* [WHAT TO PRODUCE]
Give the listing again exactly, omitting its images.

****************

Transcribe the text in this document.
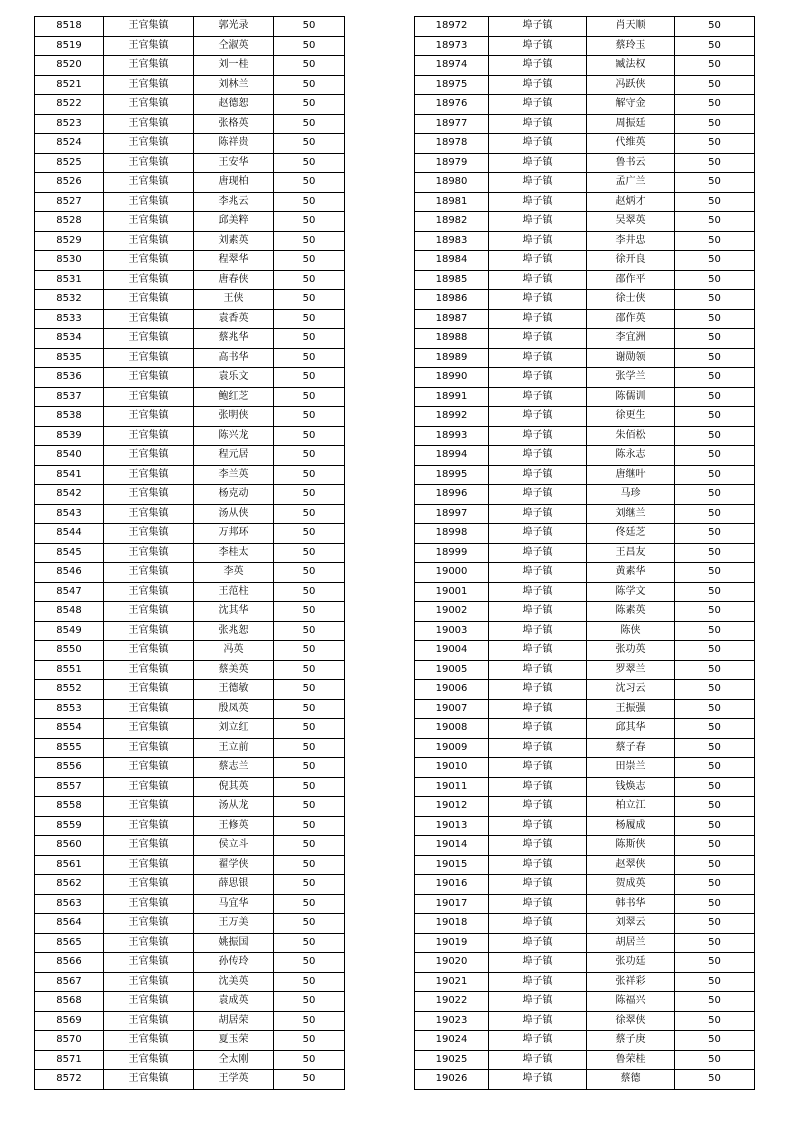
8518	王官集镇	郭光录	50
8519	王官集镇	仝淑英	50
8520	王官集镇	刘一桂	50
8521	王官集镇	刘林兰	50
8522	王官集镇	赵德恕	50
8523	王官集镇	张格英	50
8524	王官集镇	陈祥贵	50
8525	王官集镇	王安华	50
8526	王官集镇	唐现柏	50
8527	王官集镇	李兆云	50
8528	王官集镇	邱美粹	50
8529	王官集镇	刘素英	50
8530	王官集镇	程翠华	50
8531	王官集镇	唐春侠	50
8532	王官集镇	王侠	50
8533	王官集镇	袁香英	50
8534	王官集镇	蔡兆华	50
8535	王官集镇	高书华	50
8536	王官集镇	袁乐文	50
8537	王官集镇	鲍红芝	50
8538	王官集镇	张明侠	50
8539	王官集镇	陈兴龙	50
8540	王官集镇	程元居	50
8541	王官集镇	李兰英	50
8542	王官集镇	杨克动	50
8543	王官集镇	汤从侠	50
8544	王官集镇	万邦环	50
8545	王官集镇	李桂太	50
8546	王官集镇	李英	50
8547	王官集镇	王范柱	50
8548	王官集镇	沈其华	50
8549	王官集镇	张兆恕	50
8550	王官集镇	冯英	50
8551	王官集镇	蔡美英	50
8552	王官集镇	王德敏	50
8553	王官集镇	殷凤英	50
8554	王官集镇	刘立红	50
8555	王官集镇	王立前	50
8556	王官集镇	蔡志兰	50
8557	王官集镇	倪其英	50
8558	王官集镇	汤从龙	50
8559	王官集镇	王修英	50
8560	王官集镇	侯立斗	50
8561	王官集镇	翟学侠	50
8562	王官集镇	薛思银	50
8563	王官集镇	马宜华	50
8564	王官集镇	王万美	50
8565	王官集镇	姚振国	50
8566	王官集镇	孙传玲	50
8567	王官集镇	沈美英	50
8568	王官集镇	袁成英	50
8569	王官集镇	胡居荣	50
8570	王官集镇	夏玉荣	50
8571	王官集镇	仝太刚	50
8572	王官集镇	王学英	50
18972	埠子镇	肖天顺	50
18973	埠子镇	蔡玲玉	50
18974	埠子镇	臧法权	50
18975	埠子镇	冯跃侠	50
18976	埠子镇	解守金	50
18977	埠子镇	周振廷	50
18978	埠子镇	代维英	50
18979	埠子镇	鲁书云	50
18980	埠子镇	孟广兰	50
18981	埠子镇	赵炳才	50
18982	埠子镇	吴翠英	50
18983	埠子镇	李井忠	50
18984	埠子镇	徐开良	50
18985	埠子镇	邵作平	50
18986	埠子镇	徐士侠	50
18987	埠子镇	邵作英	50
18988	埠子镇	李宜洲	50
18989	埠子镇	谢勋领	50
18990	埠子镇	张学兰	50
18991	埠子镇	陈儒训	50
18992	埠子镇	徐更生	50
18993	埠子镇	朱佰松	50
18994	埠子镇	陈永志	50
18995	埠子镇	唐继叶	50
18996	埠子镇	马珍	50
18997	埠子镇	刘继兰	50
18998	埠子镇	佟廷芝	50
18999	埠子镇	王昌友	50
19000	埠子镇	黄素华	50
19001	埠子镇	陈学文	50
19002	埠子镇	陈素英	50
19003	埠子镇	陈侠	50
19004	埠子镇	张功英	50
19005	埠子镇	罗翠兰	50
19006	埠子镇	沈习云	50
19007	埠子镇	王振强	50
19008	埠子镇	邱其华	50
19009	埠子镇	蔡子春	50
19010	埠子镇	田崇兰	50
19011	埠子镇	钱焕志	50
19012	埠子镇	柏立江	50
19013	埠子镇	杨履成	50
19014	埠子镇	陈斯侠	50
19015	埠子镇	赵翠侠	50
19016	埠子镇	贺成英	50
19017	埠子镇	韩书华	50
19018	埠子镇	刘翠云	50
19019	埠子镇	胡居兰	50
19020	埠子镇	张功廷	50
19021	埠子镇	张祥彩	50
19022	埠子镇	陈福兴	50
19023	埠子镇	徐翠侠	50
19024	埠子镇	蔡子庚	50
19025	埠子镇	鲁荣桂	50
19026	埠子镇	蔡德	50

****************

* [OUTPUT FOR THIS TASK]
Transcribe the text in this document.
8518	王官集镇	郭光录	50
8519	王官集镇	仝淑英	50
8520	王官集镇	刘一桂	50
8521	王官集镇	刘林兰	50
8522	王官集镇	赵德恕	50
8523	王官集镇	张格英	50
8524	王官集镇	陈祥贵	50
8525	王官集镇	王安华	50
8526	王官集镇	唐现柏	50
8527	王官集镇	李兆云	50
8528	王官集镇	邱美粹	50
8529	王官集镇	刘素英	50
8530	王官集镇	程翠华	50
8531	王官集镇	唐春侠	50
8532	王官集镇	王侠	50
8533	王官集镇	袁香英	50
8534	王官集镇	蔡兆华	50
8535	王官集镇	高书华	50
8536	王官集镇	袁乐文	50
8537	王官集镇	鲍红芝	50
8538	王官集镇	张明侠	50
8539	王官集镇	陈兴龙	50
8540	王官集镇	程元居	50
8541	王官集镇	李兰英	50
8542	王官集镇	杨克动	50
8543	王官集镇	汤从侠	50
8544	王官集镇	万邦环	50
8545	王官集镇	李桂太	50
8546	王官集镇	李英	50
8547	王官集镇	王范柱	50
8548	王官集镇	沈其华	50
8549	王官集镇	张兆恕	50
8550	王官集镇	冯英	50
8551	王官集镇	蔡美英	50
8552	王官集镇	王德敏	50
8553	王官集镇	殷凤英	50
8554	王官集镇	刘立红	50
8555	王官集镇	王立前	50
8556	王官集镇	蔡志兰	50
8557	王官集镇	倪其英	50
8558	王官集镇	汤从龙	50
8559	王官集镇	王修英	50
8560	王官集镇	侯立斗	50
8561	王官集镇	翟学侠	50
8562	王官集镇	薛思银	50
8563	王官集镇	马宜华	50
8564	王官集镇	王万美	50
8565	王官集镇	姚振国	50
8566	王官集镇	孙传玲	50
8567	王官集镇	沈美英	50
8568	王官集镇	袁成英	50
8569	王官集镇	胡居荣	50
8570	王官集镇	夏玉荣	50
8571	王官集镇	仝太刚	50
8572	王官集镇	王学英	50
18972	埠子镇	肖天顺	50
18973	埠子镇	蔡玲玉	50
18974	埠子镇	臧法权	50
18975	埠子镇	冯跃侠	50
18976	埠子镇	解守金	50
18977	埠子镇	周振廷	50
18978	埠子镇	代维英	50
18979	埠子镇	鲁书云	50
18980	埠子镇	孟广兰	50
18981	埠子镇	赵炳才	50
18982	埠子镇	吴翠英	50
18983	埠子镇	李井忠	50
18984	埠子镇	徐开良	50
18985	埠子镇	邵作平	50
18986	埠子镇	徐士侠	50
18987	埠子镇	邵作英	50
18988	埠子镇	李宜洲	50
18989	埠子镇	谢勋领	50
18990	埠子镇	张学兰	50
18991	埠子镇	陈儒训	50
18992	埠子镇	徐更生	50
18993	埠子镇	朱佰松	50
18994	埠子镇	陈永志	50
18995	埠子镇	唐继叶	50
18996	埠子镇	马珍	50
18997	埠子镇	刘继兰	50
18998	埠子镇	佟廷芝	50
18999	埠子镇	王昌友	50
19000	埠子镇	黄素华	50
19001	埠子镇	陈学文	50
19002	埠子镇	陈素英	50
19003	埠子镇	陈侠	50
19004	埠子镇	张功英	50
19005	埠子镇	罗翠兰	50
19006	埠子镇	沈习云	50
19007	埠子镇	王振强	50
19008	埠子镇	邱其华	50
19009	埠子镇	蔡子春	50
19010	埠子镇	田崇兰	50
19011	埠子镇	钱焕志	50
19012	埠子镇	柏立江	50
19013	埠子镇	杨履成	50
19014	埠子镇	陈斯侠	50
19015	埠子镇	赵翠侠	50
19016	埠子镇	贺成英	50
19017	埠子镇	韩书华	50
19018	埠子镇	刘翠云	50
19019	埠子镇	胡居兰	50
19020	埠子镇	张功廷	50
19021	埠子镇	张祥彩	50
19022	埠子镇	陈福兴	50
19023	埠子镇	徐翠侠	50
19024	埠子镇	蔡子庚	50
19025	埠子镇	鲁荣桂	50
19026	埠子镇	蔡德	50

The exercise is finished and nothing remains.